What needs to be done ::
Look through the material below. Copy every line with the string "Microsoft" in it.

[Stored data entries]
········

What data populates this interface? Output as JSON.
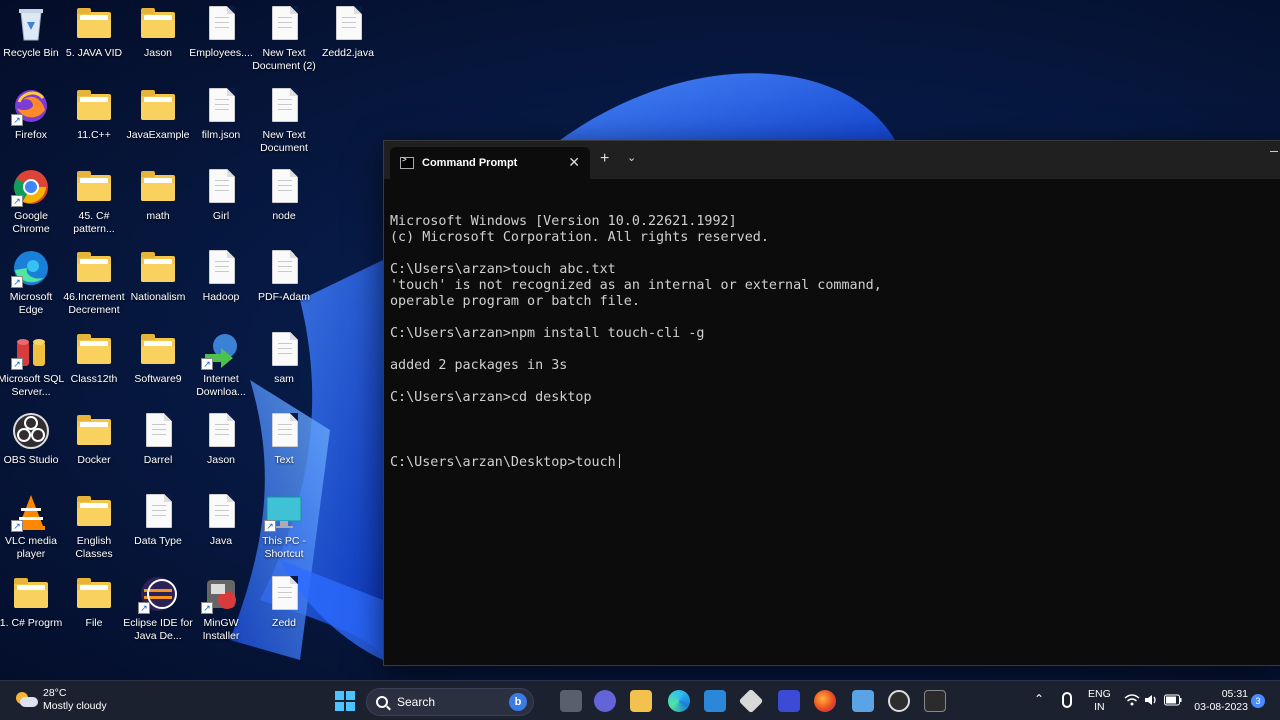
{
  "desktop": {
    "icons": [
      {
        "label": "Recycle Bin",
        "type": "recycle"
      },
      {
        "label": "5. JAVA VID",
        "type": "folder"
      },
      {
        "label": "Jason",
        "type": "folder"
      },
      {
        "label": "Employees....",
        "type": "doc"
      },
      {
        "label": "New Text Document (2)",
        "type": "doc"
      },
      {
        "label": "Zedd2.java",
        "type": "doc"
      },
      {
        "label": "Firefox",
        "type": "firefox"
      },
      {
        "label": "11.C++",
        "type": "folder"
      },
      {
        "label": "JavaExample",
        "type": "folder"
      },
      {
        "label": "film.json",
        "type": "doc"
      },
      {
        "label": "New Text Document",
        "type": "doc"
      },
      {
        "label": "Google Chrome",
        "type": "chrome"
      },
      {
        "label": "45. C# pattern...",
        "type": "folder"
      },
      {
        "label": "math",
        "type": "folder"
      },
      {
        "label": "Girl",
        "type": "doc"
      },
      {
        "label": "node",
        "type": "doc"
      },
      {
        "label": "Microsoft Edge",
        "type": "edge"
      },
      {
        "label": "46.Increment Decrement",
        "type": "folder"
      },
      {
        "label": "Nationalism",
        "type": "folder"
      },
      {
        "label": "Hadoop",
        "type": "doc"
      },
      {
        "label": "PDF-Adam",
        "type": "doc"
      },
      {
        "label": "Microsoft SQL Server...",
        "type": "sqlserver"
      },
      {
        "label": "Class12th",
        "type": "folder"
      },
      {
        "label": "Software9",
        "type": "folder"
      },
      {
        "label": "Internet Downloa...",
        "type": "idm"
      },
      {
        "label": "sam",
        "type": "doc"
      },
      {
        "label": "OBS Studio",
        "type": "obs"
      },
      {
        "label": "Docker",
        "type": "folder"
      },
      {
        "label": "Darrel",
        "type": "doc"
      },
      {
        "label": "Jason",
        "type": "doc"
      },
      {
        "label": "Text",
        "type": "doc"
      },
      {
        "label": "VLC media player",
        "type": "vlc"
      },
      {
        "label": "English Classes",
        "type": "folder"
      },
      {
        "label": "Data Type",
        "type": "doc"
      },
      {
        "label": "Java",
        "type": "doc"
      },
      {
        "label": "This PC - Shortcut",
        "type": "thispc"
      },
      {
        "label": "1. C# Progrm",
        "type": "folder"
      },
      {
        "label": "File",
        "type": "folder"
      },
      {
        "label": "Eclipse IDE for Java De...",
        "type": "eclipse"
      },
      {
        "label": "MinGW Installer",
        "type": "mingw"
      },
      {
        "label": "Zedd",
        "type": "doc"
      }
    ]
  },
  "cmd_window": {
    "tab_title": "Command Prompt",
    "close_glyph": "✕",
    "new_tab_glyph": "+",
    "dropdown_glyph": "⌄",
    "lines": [
      "Microsoft Windows [Version 10.0.22621.1992]",
      "(c) Microsoft Corporation. All rights reserved.",
      "",
      "C:\\Users\\arzan>touch abc.txt",
      "'touch' is not recognized as an internal or external command,",
      "operable program or batch file.",
      "",
      "C:\\Users\\arzan>npm install touch-cli -g",
      "",
      "added 2 packages in 3s",
      "",
      "C:\\Users\\arzan>cd desktop",
      ""
    ],
    "current_prompt": "C:\\Users\\arzan\\Desktop>touch"
  },
  "taskbar": {
    "weather": {
      "temp": "28°C",
      "condition": "Mostly cloudy"
    },
    "search_placeholder": "Search",
    "bing_letter": "b",
    "apps": [
      "start-icon",
      "search",
      "task-view-icon",
      "teams-chat-icon",
      "file-explorer-icon",
      "edge-icon",
      "store-icon",
      "unity-icon",
      "visual-studio-icon",
      "firefox-icon",
      "notepad-icon",
      "obs-icon",
      "terminal-icon"
    ],
    "tray": {
      "language": "ENG",
      "region": "IN",
      "time": "05:31",
      "date": "03-08-2023",
      "notification_count": "3"
    }
  },
  "colors": {
    "console_bg": "#0c0c0c",
    "console_text": "#d0d0d0",
    "titlebar_bg": "#202020",
    "taskbar_bg": "#1c2130",
    "wallpaper_blue": "#1f5bff"
  }
}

········

Task answer ::
        "label": "Microsoft Edge",
        "label": "Microsoft SQL Server...",
      "Microsoft Windows [Version 10.0.22621.1992]",
      "(c) Microsoft Corporation. All rights reserved.",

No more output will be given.